(PROVIDED PASSAGE):
..............................
Mr. Tower to Count Lamsdorff.

Mr. Minister for Foreign Affairs: I have the honor to inform your excellency that I have been instructed by a telegram from the honorable Secretary of State of the United States of America to communicate to you the fact that the negotiations carried on between Great Britain and Japan, which have terminated in the treaty recently entered into by those two powers, were absolutely unknown to the Government of the United States until the day when the terms of that treaty were made public.

I am also to say to your excellency that neither the Government of Great Britain nor that of Japan was consulted by the United States Government in regard to the memorandum of the 1st of February, 1902, upon the subject of the Russo-Chinese Bank. The proximity of date between that memorandum and the British-Japanese treaty was entirely accidental.

I avail, etc.,

Charlemagne Tower.
[Page 931]

Memorandum handed to the Secretary of State March 19, 1902.

[Translation.]

The allied Governments of Russia and France having received communication of the Anglo-Japanese convention of January 30, 1902, concluded for the object of assuring status quo and general peace in the Far East as well as of maintaining the independence of China and Korea, which countries must remain open to the commerce of all nations, have found therein, with full satisfaction, the affirmation of the essential principles that they themselves have repeatedly declared to be and remain the foundation of their policy. The two Governments consider the observance of those principles to be at the same time a guaranty for their special interests in the Far East. Being, however, under the necessity of taking into account, for their own part, the contingency of either the aggressive action of third powers or renewed disturbances in China, by which the integrity and free development of that power would be put in doubt, becoming a menace, for their own interests the two allied Governments reserve to themselves the right eventually to devise suitable means to insure their protection.

Memorandum.
..............................
(RECORDED INFORMATION):
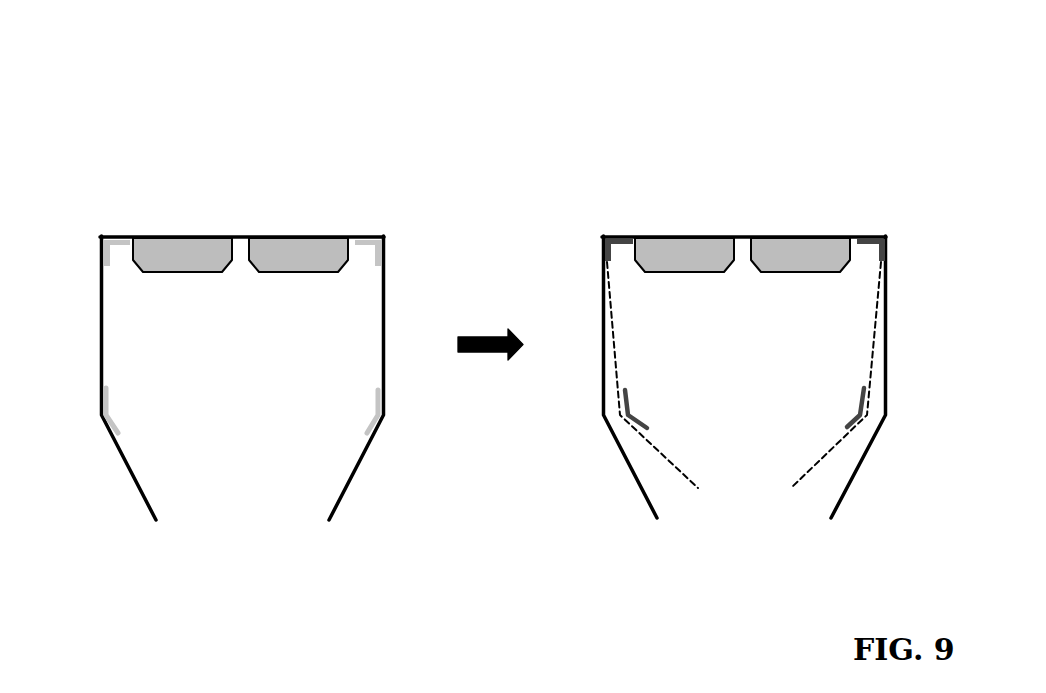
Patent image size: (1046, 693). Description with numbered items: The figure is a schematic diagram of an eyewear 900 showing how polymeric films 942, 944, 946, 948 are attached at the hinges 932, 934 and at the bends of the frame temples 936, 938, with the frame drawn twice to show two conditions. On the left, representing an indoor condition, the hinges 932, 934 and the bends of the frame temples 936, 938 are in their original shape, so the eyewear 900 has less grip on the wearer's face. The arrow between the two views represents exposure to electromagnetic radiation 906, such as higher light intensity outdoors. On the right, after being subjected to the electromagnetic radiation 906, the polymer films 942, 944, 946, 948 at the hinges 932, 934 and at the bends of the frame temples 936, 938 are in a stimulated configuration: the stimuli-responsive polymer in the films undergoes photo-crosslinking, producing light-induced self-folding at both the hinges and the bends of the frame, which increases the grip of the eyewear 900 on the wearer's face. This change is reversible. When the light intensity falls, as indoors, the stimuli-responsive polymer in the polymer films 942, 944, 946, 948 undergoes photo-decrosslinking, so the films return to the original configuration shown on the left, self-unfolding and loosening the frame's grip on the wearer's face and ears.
..............................
(TASK INSTRUCTIONS):
1. According to the diplomatic correspondence, when did the Government of the United States first learn of the negotiations between Great Britain and Japan?
2. Carry the diplomatic correspondence on from its final word.
The lines that come after the diplomatic correspondence are separate material.

(ANSWERS PER TASK):
1. On the day the terms of the treaty were made public.

2.
The Government of the United States has pleasure in taking note of the declaration of the allied Governments of Russia and France that, having received communication of the Anglo-Japanese convention of January 30, 1902, which was concluded for the purpose of assuring the status quo and general peace in the Far East as well as maintaining the independence of China and Korea, which countries should remain open to the commerce and industry of all nations, they have found full satisfaction in seeing therein the affirmation of the essential principles which they have themselves on repeated occasions declared to form and continue to be the bases of their policy.

The Government of the United States is gratified to see in this declaration of the allied Governments of Russia and France, as in the Anglo-Japanese convention, renewed confirmation of the assurances it has heretofore received from each of them regarding their concurrence with the views which this Government has from the outset announced and advocated in respect to the conservation of the independence and integrity of the Chinese Empire as well as of Korea, and the maintenance of complete liberty of intercourse between those countries and all nations in matters of trade and industry.

With regard to the concluding paragraph of the Russian memorandum the Government of the United States, while sharing the views therein expressed as to the continuance of the “open-door” policy against possible encroachment from whatever quarter, and while equally solicitous for the unfettered development of independent China, reserves for itself entire liberty of action should circumstances unexpectedly arise whereby the policy and interests of the United States in China and Korea might be disturbed or impaired.